(Dataset entries on figures)
"""

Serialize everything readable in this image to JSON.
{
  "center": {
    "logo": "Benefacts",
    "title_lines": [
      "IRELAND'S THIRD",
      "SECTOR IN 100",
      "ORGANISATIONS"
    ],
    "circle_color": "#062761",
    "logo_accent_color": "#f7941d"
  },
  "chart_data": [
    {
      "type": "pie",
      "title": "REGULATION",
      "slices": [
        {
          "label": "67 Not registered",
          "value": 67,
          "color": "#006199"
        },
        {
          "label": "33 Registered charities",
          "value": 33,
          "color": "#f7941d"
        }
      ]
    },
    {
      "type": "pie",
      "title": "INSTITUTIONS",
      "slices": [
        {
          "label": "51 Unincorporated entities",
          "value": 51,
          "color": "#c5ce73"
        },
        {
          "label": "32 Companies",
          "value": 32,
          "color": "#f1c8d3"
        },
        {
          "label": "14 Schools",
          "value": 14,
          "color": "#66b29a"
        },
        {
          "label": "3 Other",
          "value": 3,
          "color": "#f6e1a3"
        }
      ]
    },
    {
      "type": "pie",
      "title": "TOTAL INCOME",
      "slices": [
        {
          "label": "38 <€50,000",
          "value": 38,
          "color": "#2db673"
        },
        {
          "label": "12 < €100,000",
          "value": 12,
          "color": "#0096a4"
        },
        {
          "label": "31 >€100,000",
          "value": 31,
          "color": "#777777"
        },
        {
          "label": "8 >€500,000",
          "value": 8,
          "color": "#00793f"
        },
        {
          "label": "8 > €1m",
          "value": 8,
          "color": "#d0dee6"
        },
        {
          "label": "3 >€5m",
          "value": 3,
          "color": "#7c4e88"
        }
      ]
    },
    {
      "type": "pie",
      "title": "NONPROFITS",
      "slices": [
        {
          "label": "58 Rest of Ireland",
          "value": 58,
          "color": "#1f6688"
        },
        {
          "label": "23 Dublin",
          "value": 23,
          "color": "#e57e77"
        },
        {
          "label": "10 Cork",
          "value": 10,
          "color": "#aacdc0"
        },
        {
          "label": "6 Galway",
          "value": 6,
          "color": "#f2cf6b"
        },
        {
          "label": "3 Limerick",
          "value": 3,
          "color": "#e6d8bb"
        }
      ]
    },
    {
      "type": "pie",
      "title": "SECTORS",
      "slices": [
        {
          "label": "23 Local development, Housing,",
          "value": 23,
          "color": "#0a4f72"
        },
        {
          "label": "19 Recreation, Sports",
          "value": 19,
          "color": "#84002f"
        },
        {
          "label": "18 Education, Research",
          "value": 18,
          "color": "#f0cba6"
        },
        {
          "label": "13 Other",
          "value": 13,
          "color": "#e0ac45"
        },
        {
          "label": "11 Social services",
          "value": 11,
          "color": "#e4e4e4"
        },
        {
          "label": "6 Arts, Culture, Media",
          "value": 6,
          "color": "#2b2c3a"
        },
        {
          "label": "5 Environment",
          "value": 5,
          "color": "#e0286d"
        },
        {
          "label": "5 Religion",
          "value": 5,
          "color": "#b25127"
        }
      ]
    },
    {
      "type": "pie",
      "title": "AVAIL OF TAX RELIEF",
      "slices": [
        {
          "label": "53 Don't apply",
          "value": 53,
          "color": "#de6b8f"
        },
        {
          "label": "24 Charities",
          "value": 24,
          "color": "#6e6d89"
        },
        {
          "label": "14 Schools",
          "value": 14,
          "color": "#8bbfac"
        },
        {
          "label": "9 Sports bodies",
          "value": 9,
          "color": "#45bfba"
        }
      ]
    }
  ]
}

"""

Work to do
Extract all the material, leaving every line as it is.

Exercise response
Serialize everything readable in this image to JSON.
{
  "center": {
    "logo": "Benefacts",
    "title_lines": [
      "IRELAND'S THIRD",
      "SECTOR IN 100",
      "ORGANISATIONS"
    ],
    "circle_color": "#062761",
    "logo_accent_color": "#f7941d"
  },
  "chart_data": [
    {
      "type": "pie",
      "title": "REGULATION",
      "slices": [
        {
          "label": "67 Not registered",
          "value": 67,
          "color": "#006199"
        },
        {
          "label": "33 Registered charities",
          "value": 33,
          "color": "#f7941d"
        }
      ]
    },
    {
      "type": "pie",
      "title": "INSTITUTIONS",
      "slices": [
        {
          "label": "51 Unincorporated entities",
          "value": 51,
          "color": "#c5ce73"
        },
        {
          "label": "32 Companies",
          "value": 32,
          "color": "#f1c8d3"
        },
        {
          "label": "14 Schools",
          "value": 14,
          "color": "#66b29a"
        },
        {
          "label": "3 Other",
          "value": 3,
          "color": "#f6e1a3"
        }
      ]
    },
    {
      "type": "pie",
      "title": "TOTAL INCOME",
      "slices": [
        {
          "label": "38 <€50,000",
          "value": 38,
          "color": "#2db673"
        },
        {
          "label": "12 < €100,000",
          "value": 12,
          "color": "#0096a4"
        },
        {
          "label": "31 >€100,000",
          "value": 31,
          "color": "#777777"
        },
        {
          "label": "8 >€500,000",
          "value": 8,
          "color": "#00793f"
        },
        {
          "label": "8 > €1m",
          "value": 8,
          "color": "#d0dee6"
        },
        {
          "label": "3 >€5m",
          "value": 3,
          "color": "#7c4e88"
        }
      ]
    },
    {
      "type": "pie",
      "title": "NONPROFITS",
      "slices": [
        {
          "label": "58 Rest of Ireland",
          "value": 58,
          "color": "#1f6688"
        },
        {
          "label": "23 Dublin",
          "value": 23,
          "color": "#e57e77"
        },
        {
          "label": "10 Cork",
          "value": 10,
          "color": "#aacdc0"
        },
        {
          "label": "6 Galway",
          "value": 6,
          "color": "#f2cf6b"
        },
        {
          "label": "3 Limerick",
          "value": 3,
          "color": "#e6d8bb"
        }
      ]
    },
    {
      "type": "pie",
      "title": "SECTORS",
      "slices": [
        {
          "label": "23 Local development, Housing,",
          "value": 23,
          "color": "#0a4f72"
        },
        {
          "label": "19 Recreation, Sports",
          "value": 19,
          "color": "#84002f"
        },
        {
          "label": "18 Education, Research",
          "value": 18,
          "color": "#f0cba6"
        },
        {
          "label": "13 Other",
          "value": 13,
          "color": "#e0ac45"
        },
        {
          "label": "11 Social services",
          "value": 11,
          "color": "#e4e4e4"
        },
        {
          "label": "6 Arts, Culture, Media",
          "value": 6,
          "color": "#2b2c3a"
        },
        {
          "label": "5 Environment",
          "value": 5,
          "color": "#e0286d"
        },
        {
          "label": "5 Religion",
          "value": 5,
          "color": "#b25127"
        }
      ]
    },
    {
      "type": "pie",
      "title": "AVAIL OF TAX RELIEF",
      "slices": [
        {
          "label": "53 Don't apply",
          "value": 53,
          "color": "#de6b8f"
        },
        {
          "label": "24 Charities",
          "value": 24,
          "color": "#6e6d89"
        },
        {
          "label": "14 Schools",
          "value": 14,
          "color": "#8bbfac"
        },
        {
          "label": "9 Sports bodies",
          "value": 9,
          "color": "#45bfba"
        }
      ]
    }
  ]
}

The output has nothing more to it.